## WORK INSTRUCTIONS:
Every entry must be duplicated precisely as written.

## DATA PROVIDED:
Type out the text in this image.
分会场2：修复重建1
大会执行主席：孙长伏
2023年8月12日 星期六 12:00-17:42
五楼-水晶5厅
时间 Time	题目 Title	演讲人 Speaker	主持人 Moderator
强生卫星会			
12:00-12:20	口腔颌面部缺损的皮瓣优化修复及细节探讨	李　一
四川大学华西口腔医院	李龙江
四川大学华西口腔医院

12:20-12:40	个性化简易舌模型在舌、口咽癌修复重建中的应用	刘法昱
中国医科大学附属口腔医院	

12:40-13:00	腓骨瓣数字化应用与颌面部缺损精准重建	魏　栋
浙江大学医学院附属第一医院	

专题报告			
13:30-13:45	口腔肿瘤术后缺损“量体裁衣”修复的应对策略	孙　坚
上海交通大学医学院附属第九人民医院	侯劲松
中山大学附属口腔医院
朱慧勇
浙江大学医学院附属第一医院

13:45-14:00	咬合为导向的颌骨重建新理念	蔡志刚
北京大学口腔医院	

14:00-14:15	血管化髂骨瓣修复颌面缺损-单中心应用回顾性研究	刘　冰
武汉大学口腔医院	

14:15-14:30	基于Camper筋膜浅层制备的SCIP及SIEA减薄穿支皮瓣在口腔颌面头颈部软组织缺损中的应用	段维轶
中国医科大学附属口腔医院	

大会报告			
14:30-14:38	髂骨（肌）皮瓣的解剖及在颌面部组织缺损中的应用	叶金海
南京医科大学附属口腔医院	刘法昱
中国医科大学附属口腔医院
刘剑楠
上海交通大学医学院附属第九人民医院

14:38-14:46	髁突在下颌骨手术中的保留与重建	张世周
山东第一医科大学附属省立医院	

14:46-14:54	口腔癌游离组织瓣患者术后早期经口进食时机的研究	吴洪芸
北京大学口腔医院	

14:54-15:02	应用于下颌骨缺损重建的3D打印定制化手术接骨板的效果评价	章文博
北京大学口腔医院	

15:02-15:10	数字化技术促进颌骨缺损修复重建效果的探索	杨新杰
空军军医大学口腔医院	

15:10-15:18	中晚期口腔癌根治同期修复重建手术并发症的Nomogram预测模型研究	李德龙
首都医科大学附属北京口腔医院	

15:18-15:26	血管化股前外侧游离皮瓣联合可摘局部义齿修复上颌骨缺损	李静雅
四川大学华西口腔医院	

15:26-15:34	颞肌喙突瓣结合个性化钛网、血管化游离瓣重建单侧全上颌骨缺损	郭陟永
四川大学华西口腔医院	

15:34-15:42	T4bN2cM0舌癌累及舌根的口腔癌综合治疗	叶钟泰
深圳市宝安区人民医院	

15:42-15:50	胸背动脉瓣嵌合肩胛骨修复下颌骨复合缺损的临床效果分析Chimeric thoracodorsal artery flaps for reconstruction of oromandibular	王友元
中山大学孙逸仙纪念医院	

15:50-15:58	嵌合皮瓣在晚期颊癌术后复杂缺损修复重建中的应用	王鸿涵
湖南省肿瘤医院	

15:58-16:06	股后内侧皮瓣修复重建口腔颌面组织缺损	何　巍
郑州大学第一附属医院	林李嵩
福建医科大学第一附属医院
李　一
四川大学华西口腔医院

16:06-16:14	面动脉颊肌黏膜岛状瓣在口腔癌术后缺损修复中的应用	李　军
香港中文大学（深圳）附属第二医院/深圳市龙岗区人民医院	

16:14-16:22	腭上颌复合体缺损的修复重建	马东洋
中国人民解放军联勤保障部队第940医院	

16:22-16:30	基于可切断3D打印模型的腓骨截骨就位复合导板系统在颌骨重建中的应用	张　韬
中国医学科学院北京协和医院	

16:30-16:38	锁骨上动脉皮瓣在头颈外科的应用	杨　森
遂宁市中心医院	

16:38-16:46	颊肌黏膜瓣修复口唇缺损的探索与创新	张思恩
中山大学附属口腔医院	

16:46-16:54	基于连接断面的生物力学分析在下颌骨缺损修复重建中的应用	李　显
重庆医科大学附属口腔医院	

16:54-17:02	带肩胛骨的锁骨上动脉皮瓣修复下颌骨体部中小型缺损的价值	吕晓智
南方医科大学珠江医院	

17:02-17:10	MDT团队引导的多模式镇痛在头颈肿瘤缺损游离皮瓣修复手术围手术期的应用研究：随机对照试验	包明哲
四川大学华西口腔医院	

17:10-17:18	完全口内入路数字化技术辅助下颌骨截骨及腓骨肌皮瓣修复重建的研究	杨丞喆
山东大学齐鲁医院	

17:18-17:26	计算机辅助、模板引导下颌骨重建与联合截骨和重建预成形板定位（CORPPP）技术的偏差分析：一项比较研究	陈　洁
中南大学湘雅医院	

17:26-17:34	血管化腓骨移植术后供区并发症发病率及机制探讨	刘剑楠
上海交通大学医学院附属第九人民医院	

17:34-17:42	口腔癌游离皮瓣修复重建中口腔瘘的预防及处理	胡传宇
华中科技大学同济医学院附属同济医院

## EXERCISE OUTPUT:
Type out the text in this image.
分会场2：修复重建1
大会执行主席：孙长伏
2023年8月12日 星期六 12:00-17:42
五楼-水晶5厅
时间 Time	题目 Title	演讲人 Speaker	主持人 Moderator
强生卫星会			
12:00-12:20	口腔颌面部缺损的皮瓣优化修复及细节探讨	李　一
四川大学华西口腔医院	李龙江
四川大学华西口腔医院

12:20-12:40	个性化简易舌模型在舌、口咽癌修复重建中的应用	刘法昱
中国医科大学附属口腔医院	

12:40-13:00	腓骨瓣数字化应用与颌面部缺损精准重建	魏　栋
浙江大学医学院附属第一医院	

专题报告			
13:30-13:45	口腔肿瘤术后缺损“量体裁衣”修复的应对策略	孙　坚
上海交通大学医学院附属第九人民医院	侯劲松
中山大学附属口腔医院
朱慧勇
浙江大学医学院附属第一医院

13:45-14:00	咬合为导向的颌骨重建新理念	蔡志刚
北京大学口腔医院	

14:00-14:15	血管化髂骨瓣修复颌面缺损-单中心应用回顾性研究	刘　冰
武汉大学口腔医院	

14:15-14:30	基于Camper筋膜浅层制备的SCIP及SIEA减薄穿支皮瓣在口腔颌面头颈部软组织缺损中的应用	段维轶
中国医科大学附属口腔医院	

大会报告			
14:30-14:38	髂骨（肌）皮瓣的解剖及在颌面部组织缺损中的应用	叶金海
南京医科大学附属口腔医院	刘法昱
中国医科大学附属口腔医院
刘剑楠
上海交通大学医学院附属第九人民医院

14:38-14:46	髁突在下颌骨手术中的保留与重建	张世周
山东第一医科大学附属省立医院	

14:46-14:54	口腔癌游离组织瓣患者术后早期经口进食时机的研究	吴洪芸
北京大学口腔医院	

14:54-15:02	应用于下颌骨缺损重建的3D打印定制化手术接骨板的效果评价	章文博
北京大学口腔医院	

15:02-15:10	数字化技术促进颌骨缺损修复重建效果的探索	杨新杰
空军军医大学口腔医院	

15:10-15:18	中晚期口腔癌根治同期修复重建手术并发症的Nomogram预测模型研究	李德龙
首都医科大学附属北京口腔医院	

15:18-15:26	血管化股前外侧游离皮瓣联合可摘局部义齿修复上颌骨缺损	李静雅
四川大学华西口腔医院	

15:26-15:34	颞肌喙突瓣结合个性化钛网、血管化游离瓣重建单侧全上颌骨缺损	郭陟永
四川大学华西口腔医院	

15:34-15:42	T4bN2cM0舌癌累及舌根的口腔癌综合治疗	叶钟泰
深圳市宝安区人民医院	

15:42-15:50	胸背动脉瓣嵌合肩胛骨修复下颌骨复合缺损的临床效果分析Chimeric thoracodorsal artery flaps for reconstruction of oromandibular	王友元
中山大学孙逸仙纪念医院	

15:50-15:58	嵌合皮瓣在晚期颊癌术后复杂缺损修复重建中的应用	王鸿涵
湖南省肿瘤医院	

15:58-16:06	股后内侧皮瓣修复重建口腔颌面组织缺损	何　巍
郑州大学第一附属医院	林李嵩
福建医科大学第一附属医院
李　一
四川大学华西口腔医院

16:06-16:14	面动脉颊肌黏膜岛状瓣在口腔癌术后缺损修复中的应用	李　军
香港中文大学（深圳）附属第二医院/深圳市龙岗区人民医院	

16:14-16:22	腭上颌复合体缺损的修复重建	马东洋
中国人民解放军联勤保障部队第940医院	

16:22-16:30	基于可切断3D打印模型的腓骨截骨就位复合导板系统在颌骨重建中的应用	张　韬
中国医学科学院北京协和医院	

16:30-16:38	锁骨上动脉皮瓣在头颈外科的应用	杨　森
遂宁市中心医院	

16:38-16:46	颊肌黏膜瓣修复口唇缺损的探索与创新	张思恩
中山大学附属口腔医院	

16:46-16:54	基于连接断面的生物力学分析在下颌骨缺损修复重建中的应用	李　显
重庆医科大学附属口腔医院	

16:54-17:02	带肩胛骨的锁骨上动脉皮瓣修复下颌骨体部中小型缺损的价值	吕晓智
南方医科大学珠江医院	

17:02-17:10	MDT团队引导的多模式镇痛在头颈肿瘤缺损游离皮瓣修复手术围手术期的应用研究：随机对照试验	包明哲
四川大学华西口腔医院	

17:10-17:18	完全口内入路数字化技术辅助下颌骨截骨及腓骨肌皮瓣修复重建的研究	杨丞喆
山东大学齐鲁医院	

17:18-17:26	计算机辅助、模板引导下颌骨重建与联合截骨和重建预成形板定位（CORPPP）技术的偏差分析：一项比较研究	陈　洁
中南大学湘雅医院	

17:26-17:34	血管化腓骨移植术后供区并发症发病率及机制探讨	刘剑楠
上海交通大学医学院附属第九人民医院	

17:34-17:42	口腔癌游离皮瓣修复重建中口腔瘘的预防及处理	胡传宇
华中科技大学同济医学院附属同济医院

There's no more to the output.